(Figure content listings)

•••••

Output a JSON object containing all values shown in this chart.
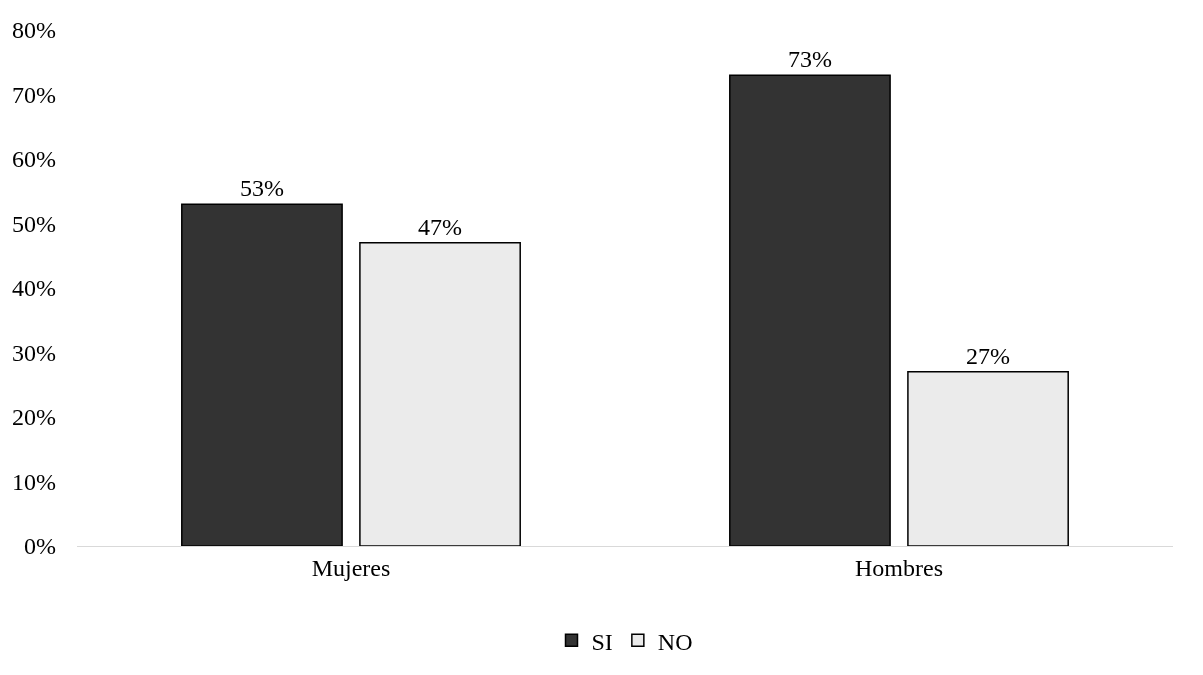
{
  "chart_data": {
    "type": "bar",
    "categories": [
      "Mujeres",
      "Hombres"
    ],
    "series": [
      {
        "name": "SI",
        "color": "#333333",
        "values": [
          53,
          73
        ],
        "value_labels": [
          "53%",
          "73%"
        ]
      },
      {
        "name": "NO",
        "color": "#ebebeb",
        "values": [
          47,
          27
        ],
        "value_labels": [
          "47%",
          "27%"
        ]
      }
    ],
    "ylim": [
      0,
      80
    ],
    "yticks": [
      {
        "value": 0,
        "label": "0%"
      },
      {
        "value": 10,
        "label": "10%"
      },
      {
        "value": 20,
        "label": "20%"
      },
      {
        "value": 30,
        "label": "30%"
      },
      {
        "value": 40,
        "label": "40%"
      },
      {
        "value": 50,
        "label": "50%"
      },
      {
        "value": 60,
        "label": "60%"
      },
      {
        "value": 70,
        "label": "70%"
      },
      {
        "value": 80,
        "label": "80%"
      }
    ],
    "legend": "bottom"
  }
}
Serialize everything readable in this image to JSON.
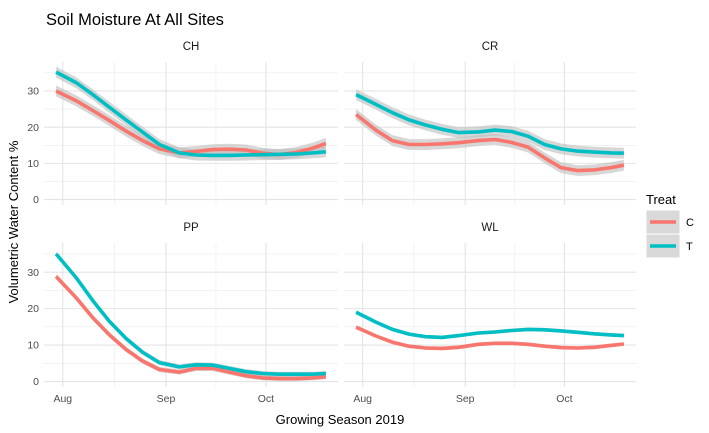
{
  "chart_data": {
    "type": "line",
    "title": "Soil Moisture At All Sites",
    "xlabel": "Growing Season 2019",
    "ylabel": "Volumetric Water Content %",
    "x_ticks": [
      "Aug",
      "Sep",
      "Oct"
    ],
    "y_ticks": [
      0,
      10,
      20,
      30
    ],
    "ylim": [
      -1.5,
      38
    ],
    "legend": {
      "title": "Treat",
      "position": "right",
      "entries": [
        "C",
        "T"
      ]
    },
    "colors": {
      "C": "#F8766D",
      "T": "#00BFC4",
      "ribbon": "#BDBDBD"
    },
    "grid": true,
    "facets": [
      {
        "name": "CH",
        "x": [
          "2019-07-30",
          "2019-08-05",
          "2019-08-10",
          "2019-08-15",
          "2019-08-20",
          "2019-08-25",
          "2019-08-30",
          "2019-09-05",
          "2019-09-10",
          "2019-09-15",
          "2019-09-20",
          "2019-09-25",
          "2019-09-30",
          "2019-10-05",
          "2019-10-10",
          "2019-10-15",
          "2019-10-19"
        ],
        "series": [
          {
            "name": "C",
            "values": [
              30.0,
              27.3,
              24.6,
              21.8,
              18.9,
              16.3,
              14.0,
              12.9,
              13.3,
              13.8,
              13.9,
              13.7,
              12.8,
              12.4,
              13.0,
              14.2,
              15.5
            ],
            "ci": 1.5
          },
          {
            "name": "T",
            "values": [
              35.2,
              32.3,
              29.0,
              25.5,
              22.0,
              18.6,
              15.2,
              12.9,
              12.3,
              12.2,
              12.2,
              12.3,
              12.4,
              12.5,
              12.6,
              12.9,
              13.2
            ],
            "ci": 1.5
          }
        ]
      },
      {
        "name": "CR",
        "x": [
          "2019-07-30",
          "2019-08-05",
          "2019-08-10",
          "2019-08-15",
          "2019-08-20",
          "2019-08-25",
          "2019-08-30",
          "2019-09-05",
          "2019-09-10",
          "2019-09-15",
          "2019-09-20",
          "2019-09-25",
          "2019-09-30",
          "2019-10-05",
          "2019-10-10",
          "2019-10-15",
          "2019-10-19"
        ],
        "series": [
          {
            "name": "C",
            "values": [
              23.5,
              19.2,
              16.3,
              15.2,
              15.2,
              15.4,
              15.7,
              16.3,
              16.6,
              15.8,
              14.5,
              11.5,
              8.8,
              8.0,
              8.2,
              8.8,
              9.5
            ],
            "ci": 1.5
          },
          {
            "name": "T",
            "values": [
              29.0,
              26.3,
              24.0,
              22.0,
              20.6,
              19.4,
              18.5,
              18.7,
              19.2,
              18.8,
              17.5,
              15.2,
              14.0,
              13.4,
              13.1,
              12.9,
              12.8
            ],
            "ci": 1.5
          }
        ]
      },
      {
        "name": "PP",
        "x": [
          "2019-07-30",
          "2019-08-05",
          "2019-08-10",
          "2019-08-15",
          "2019-08-20",
          "2019-08-25",
          "2019-08-30",
          "2019-09-05",
          "2019-09-10",
          "2019-09-15",
          "2019-09-20",
          "2019-09-25",
          "2019-09-30",
          "2019-10-05",
          "2019-10-10",
          "2019-10-15",
          "2019-10-19"
        ],
        "series": [
          {
            "name": "C",
            "values": [
              28.8,
              23.0,
              17.5,
              12.8,
              8.8,
              5.6,
              3.3,
              2.6,
              3.6,
              3.6,
              2.6,
              1.6,
              1.0,
              0.8,
              0.8,
              1.0,
              1.3
            ],
            "ci": 0.7
          },
          {
            "name": "T",
            "values": [
              35.0,
              28.5,
              22.2,
              16.5,
              11.8,
              8.0,
              5.2,
              4.0,
              4.6,
              4.5,
              3.6,
              2.7,
              2.2,
              2.0,
              2.0,
              2.0,
              2.2
            ],
            "ci": 0.7
          }
        ]
      },
      {
        "name": "WL",
        "x": [
          "2019-07-30",
          "2019-08-05",
          "2019-08-10",
          "2019-08-15",
          "2019-08-20",
          "2019-08-25",
          "2019-08-30",
          "2019-09-05",
          "2019-09-10",
          "2019-09-15",
          "2019-09-20",
          "2019-09-25",
          "2019-09-30",
          "2019-10-05",
          "2019-10-10",
          "2019-10-15",
          "2019-10-19"
        ],
        "series": [
          {
            "name": "C",
            "values": [
              14.9,
              12.5,
              10.8,
              9.7,
              9.2,
              9.1,
              9.4,
              10.2,
              10.5,
              10.5,
              10.2,
              9.7,
              9.3,
              9.2,
              9.4,
              9.9,
              10.3
            ],
            "ci": 0.5
          },
          {
            "name": "T",
            "values": [
              19.0,
              16.3,
              14.3,
              13.0,
              12.3,
              12.1,
              12.6,
              13.3,
              13.6,
              14.0,
              14.3,
              14.2,
              13.9,
              13.5,
              13.1,
              12.8,
              12.6
            ],
            "ci": 0.5
          }
        ]
      }
    ]
  }
}
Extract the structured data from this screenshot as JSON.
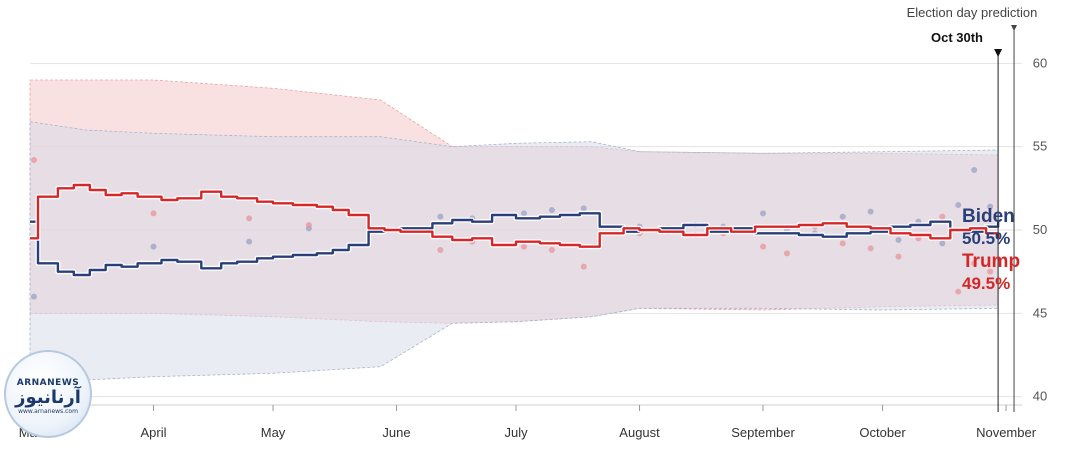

•••••

What the task requires: Scan the material above and determine how many lines include the word "title"; report only the number.

Finished answer: 2